** Start Data lines **

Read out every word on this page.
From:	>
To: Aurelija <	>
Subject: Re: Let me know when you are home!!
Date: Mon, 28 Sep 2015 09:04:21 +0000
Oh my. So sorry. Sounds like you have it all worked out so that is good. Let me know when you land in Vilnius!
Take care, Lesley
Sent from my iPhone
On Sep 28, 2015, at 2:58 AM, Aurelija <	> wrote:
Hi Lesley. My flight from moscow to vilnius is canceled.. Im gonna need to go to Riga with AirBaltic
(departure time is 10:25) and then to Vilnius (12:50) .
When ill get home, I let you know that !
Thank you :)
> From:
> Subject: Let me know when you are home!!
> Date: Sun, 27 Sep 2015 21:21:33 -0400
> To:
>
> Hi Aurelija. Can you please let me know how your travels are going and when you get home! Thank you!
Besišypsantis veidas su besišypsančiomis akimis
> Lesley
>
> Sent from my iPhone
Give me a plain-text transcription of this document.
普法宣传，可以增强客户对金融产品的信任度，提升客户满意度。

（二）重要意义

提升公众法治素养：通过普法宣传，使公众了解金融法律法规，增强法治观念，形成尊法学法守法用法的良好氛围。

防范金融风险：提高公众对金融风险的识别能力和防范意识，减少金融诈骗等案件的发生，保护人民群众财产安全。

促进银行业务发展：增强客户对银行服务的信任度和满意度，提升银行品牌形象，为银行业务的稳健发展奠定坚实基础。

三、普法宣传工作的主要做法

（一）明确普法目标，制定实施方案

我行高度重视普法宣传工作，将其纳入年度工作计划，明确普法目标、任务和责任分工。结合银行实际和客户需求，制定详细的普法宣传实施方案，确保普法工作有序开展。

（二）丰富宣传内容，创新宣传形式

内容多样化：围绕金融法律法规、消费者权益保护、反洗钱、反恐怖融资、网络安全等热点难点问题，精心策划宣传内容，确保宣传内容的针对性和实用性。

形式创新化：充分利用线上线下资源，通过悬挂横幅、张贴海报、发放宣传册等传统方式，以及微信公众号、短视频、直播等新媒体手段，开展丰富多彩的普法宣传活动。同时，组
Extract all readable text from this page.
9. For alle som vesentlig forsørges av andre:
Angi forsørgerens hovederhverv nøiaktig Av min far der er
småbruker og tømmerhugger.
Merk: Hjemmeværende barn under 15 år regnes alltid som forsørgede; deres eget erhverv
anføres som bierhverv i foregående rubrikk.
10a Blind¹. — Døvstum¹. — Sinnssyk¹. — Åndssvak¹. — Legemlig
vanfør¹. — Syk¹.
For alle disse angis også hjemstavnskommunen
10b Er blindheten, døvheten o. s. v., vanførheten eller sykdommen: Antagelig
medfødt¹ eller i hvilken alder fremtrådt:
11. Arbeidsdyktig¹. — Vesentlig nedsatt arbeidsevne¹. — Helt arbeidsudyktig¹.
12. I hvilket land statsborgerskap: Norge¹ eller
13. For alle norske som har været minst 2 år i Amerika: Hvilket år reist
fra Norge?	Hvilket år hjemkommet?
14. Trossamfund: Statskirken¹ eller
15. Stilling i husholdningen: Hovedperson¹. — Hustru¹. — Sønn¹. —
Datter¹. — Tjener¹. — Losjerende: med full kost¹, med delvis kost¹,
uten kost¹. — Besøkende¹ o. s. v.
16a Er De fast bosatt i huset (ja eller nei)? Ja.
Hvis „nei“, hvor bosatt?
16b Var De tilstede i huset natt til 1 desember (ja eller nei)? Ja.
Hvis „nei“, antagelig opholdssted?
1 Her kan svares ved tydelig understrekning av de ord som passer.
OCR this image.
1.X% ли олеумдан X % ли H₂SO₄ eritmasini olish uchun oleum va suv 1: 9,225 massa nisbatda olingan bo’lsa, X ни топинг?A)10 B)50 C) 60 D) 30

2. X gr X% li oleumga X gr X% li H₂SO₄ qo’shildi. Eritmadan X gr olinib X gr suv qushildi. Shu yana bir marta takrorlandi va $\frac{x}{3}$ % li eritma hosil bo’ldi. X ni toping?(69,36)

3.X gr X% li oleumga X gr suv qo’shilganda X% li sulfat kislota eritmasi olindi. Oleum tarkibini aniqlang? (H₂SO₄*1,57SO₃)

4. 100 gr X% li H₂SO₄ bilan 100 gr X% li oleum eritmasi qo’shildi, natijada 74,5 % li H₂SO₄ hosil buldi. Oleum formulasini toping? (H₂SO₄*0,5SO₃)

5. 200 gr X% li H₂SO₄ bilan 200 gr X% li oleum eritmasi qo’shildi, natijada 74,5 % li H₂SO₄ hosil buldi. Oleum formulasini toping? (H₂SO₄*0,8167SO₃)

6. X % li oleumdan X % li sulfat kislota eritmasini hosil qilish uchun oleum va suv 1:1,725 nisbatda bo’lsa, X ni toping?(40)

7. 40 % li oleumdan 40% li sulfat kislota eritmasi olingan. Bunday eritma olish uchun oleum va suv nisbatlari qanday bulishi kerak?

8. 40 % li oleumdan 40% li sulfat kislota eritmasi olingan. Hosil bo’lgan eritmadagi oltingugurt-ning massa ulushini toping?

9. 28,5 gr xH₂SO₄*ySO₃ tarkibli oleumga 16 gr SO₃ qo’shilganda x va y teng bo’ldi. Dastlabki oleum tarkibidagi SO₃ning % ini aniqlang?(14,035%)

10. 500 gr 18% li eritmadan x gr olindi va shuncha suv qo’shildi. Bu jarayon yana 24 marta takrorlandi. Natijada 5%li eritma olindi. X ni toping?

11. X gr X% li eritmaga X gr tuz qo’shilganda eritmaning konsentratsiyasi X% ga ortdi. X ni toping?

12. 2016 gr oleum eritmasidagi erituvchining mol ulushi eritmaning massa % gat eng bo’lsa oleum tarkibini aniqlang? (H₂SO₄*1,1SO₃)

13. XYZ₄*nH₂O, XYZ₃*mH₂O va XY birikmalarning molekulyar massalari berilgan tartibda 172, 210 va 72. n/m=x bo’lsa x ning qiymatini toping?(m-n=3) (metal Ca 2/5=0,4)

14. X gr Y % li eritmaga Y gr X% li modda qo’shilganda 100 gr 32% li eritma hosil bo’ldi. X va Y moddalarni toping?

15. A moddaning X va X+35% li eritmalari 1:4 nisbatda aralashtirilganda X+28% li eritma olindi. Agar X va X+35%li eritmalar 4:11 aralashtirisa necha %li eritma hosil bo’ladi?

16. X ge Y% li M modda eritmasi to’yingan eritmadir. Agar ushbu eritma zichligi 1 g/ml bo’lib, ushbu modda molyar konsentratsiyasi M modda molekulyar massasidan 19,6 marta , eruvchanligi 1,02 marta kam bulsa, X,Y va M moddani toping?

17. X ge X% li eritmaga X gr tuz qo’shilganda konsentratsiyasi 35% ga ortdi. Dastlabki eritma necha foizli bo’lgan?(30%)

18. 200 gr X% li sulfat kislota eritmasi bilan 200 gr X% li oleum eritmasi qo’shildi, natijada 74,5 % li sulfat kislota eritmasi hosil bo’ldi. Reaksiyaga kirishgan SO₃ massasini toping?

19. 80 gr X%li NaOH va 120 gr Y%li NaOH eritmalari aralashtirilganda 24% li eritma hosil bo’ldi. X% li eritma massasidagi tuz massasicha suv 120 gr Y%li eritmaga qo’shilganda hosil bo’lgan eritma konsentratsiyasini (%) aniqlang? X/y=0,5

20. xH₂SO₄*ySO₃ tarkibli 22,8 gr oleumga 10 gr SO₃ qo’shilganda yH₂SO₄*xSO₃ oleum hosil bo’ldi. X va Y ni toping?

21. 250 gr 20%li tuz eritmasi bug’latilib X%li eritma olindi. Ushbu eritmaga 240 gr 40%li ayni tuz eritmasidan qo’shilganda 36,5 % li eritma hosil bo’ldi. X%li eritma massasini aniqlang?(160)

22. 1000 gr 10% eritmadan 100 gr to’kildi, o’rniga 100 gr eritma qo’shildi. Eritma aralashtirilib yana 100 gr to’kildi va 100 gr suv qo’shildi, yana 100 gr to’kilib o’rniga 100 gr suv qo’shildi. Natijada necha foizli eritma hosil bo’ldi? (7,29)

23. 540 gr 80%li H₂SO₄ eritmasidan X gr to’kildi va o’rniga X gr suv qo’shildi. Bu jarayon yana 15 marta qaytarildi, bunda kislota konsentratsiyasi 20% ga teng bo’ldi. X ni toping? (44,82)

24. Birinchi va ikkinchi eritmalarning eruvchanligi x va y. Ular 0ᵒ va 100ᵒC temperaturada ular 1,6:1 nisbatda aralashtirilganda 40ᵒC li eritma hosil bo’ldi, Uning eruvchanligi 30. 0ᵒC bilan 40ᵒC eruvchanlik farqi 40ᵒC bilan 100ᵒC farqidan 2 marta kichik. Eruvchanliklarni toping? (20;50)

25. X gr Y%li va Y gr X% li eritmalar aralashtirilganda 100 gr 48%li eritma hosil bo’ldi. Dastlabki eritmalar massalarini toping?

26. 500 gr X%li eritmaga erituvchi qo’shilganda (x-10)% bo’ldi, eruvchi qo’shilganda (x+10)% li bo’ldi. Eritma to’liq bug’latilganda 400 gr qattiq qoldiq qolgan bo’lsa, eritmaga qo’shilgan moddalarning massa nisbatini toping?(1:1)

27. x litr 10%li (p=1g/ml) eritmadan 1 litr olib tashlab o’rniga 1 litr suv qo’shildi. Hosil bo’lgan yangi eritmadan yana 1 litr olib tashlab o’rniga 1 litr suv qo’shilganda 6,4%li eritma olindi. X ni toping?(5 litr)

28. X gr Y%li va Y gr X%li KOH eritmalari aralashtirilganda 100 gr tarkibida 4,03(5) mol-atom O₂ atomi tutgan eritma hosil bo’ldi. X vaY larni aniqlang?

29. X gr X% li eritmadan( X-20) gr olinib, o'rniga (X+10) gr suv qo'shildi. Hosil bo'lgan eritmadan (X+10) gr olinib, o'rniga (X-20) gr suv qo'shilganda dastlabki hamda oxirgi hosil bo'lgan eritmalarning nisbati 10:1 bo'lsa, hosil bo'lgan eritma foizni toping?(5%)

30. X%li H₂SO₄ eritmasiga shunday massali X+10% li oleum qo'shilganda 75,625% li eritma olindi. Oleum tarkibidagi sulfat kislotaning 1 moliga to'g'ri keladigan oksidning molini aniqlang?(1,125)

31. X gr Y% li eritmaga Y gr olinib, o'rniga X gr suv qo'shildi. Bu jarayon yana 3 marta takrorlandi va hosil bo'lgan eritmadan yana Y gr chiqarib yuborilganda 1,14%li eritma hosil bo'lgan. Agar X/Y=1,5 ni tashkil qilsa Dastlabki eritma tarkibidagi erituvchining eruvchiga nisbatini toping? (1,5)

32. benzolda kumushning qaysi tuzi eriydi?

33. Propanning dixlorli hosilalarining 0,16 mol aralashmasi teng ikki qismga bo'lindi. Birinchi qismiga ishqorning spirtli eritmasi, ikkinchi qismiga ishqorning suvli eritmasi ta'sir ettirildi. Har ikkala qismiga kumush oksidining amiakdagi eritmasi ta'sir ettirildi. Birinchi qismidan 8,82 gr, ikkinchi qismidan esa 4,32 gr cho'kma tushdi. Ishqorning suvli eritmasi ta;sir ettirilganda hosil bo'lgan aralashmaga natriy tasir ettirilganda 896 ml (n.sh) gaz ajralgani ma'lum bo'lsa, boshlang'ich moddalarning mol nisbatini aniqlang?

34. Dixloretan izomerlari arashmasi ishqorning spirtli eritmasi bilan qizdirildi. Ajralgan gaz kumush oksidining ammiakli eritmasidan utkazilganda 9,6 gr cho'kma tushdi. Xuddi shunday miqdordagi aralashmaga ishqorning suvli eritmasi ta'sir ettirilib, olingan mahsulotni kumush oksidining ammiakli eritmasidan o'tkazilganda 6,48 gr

** End Data lines **

• Task to complete
Read the lines above. Gather those in which the string "shunday" is found.

• Solution
30. X%li H₂SO₄ eritmasiga shunday massali X+10% li oleum qo'shilganda 75,625% li eritma olindi. Oleum tarkibidagi sulfat kislotaning 1 moliga to'g'ri keladigan oksidning molini aniqlang?(1,125)
34. Dixloretan izomerlari arashmasi ishqorning spirtli eritmasi bilan qizdirildi. Ajralgan gaz kumush oksidining ammiakli eritmasidan utkazilganda 9,6 gr cho'kma tushdi. Xuddi shunday miqdordagi aralashmaga ishqorning suvli eritmasi ta'sir ettirilib, olingan mahsulotni kumush oksidining ammiakli eritmasidan o'tkazilganda 6,48 gr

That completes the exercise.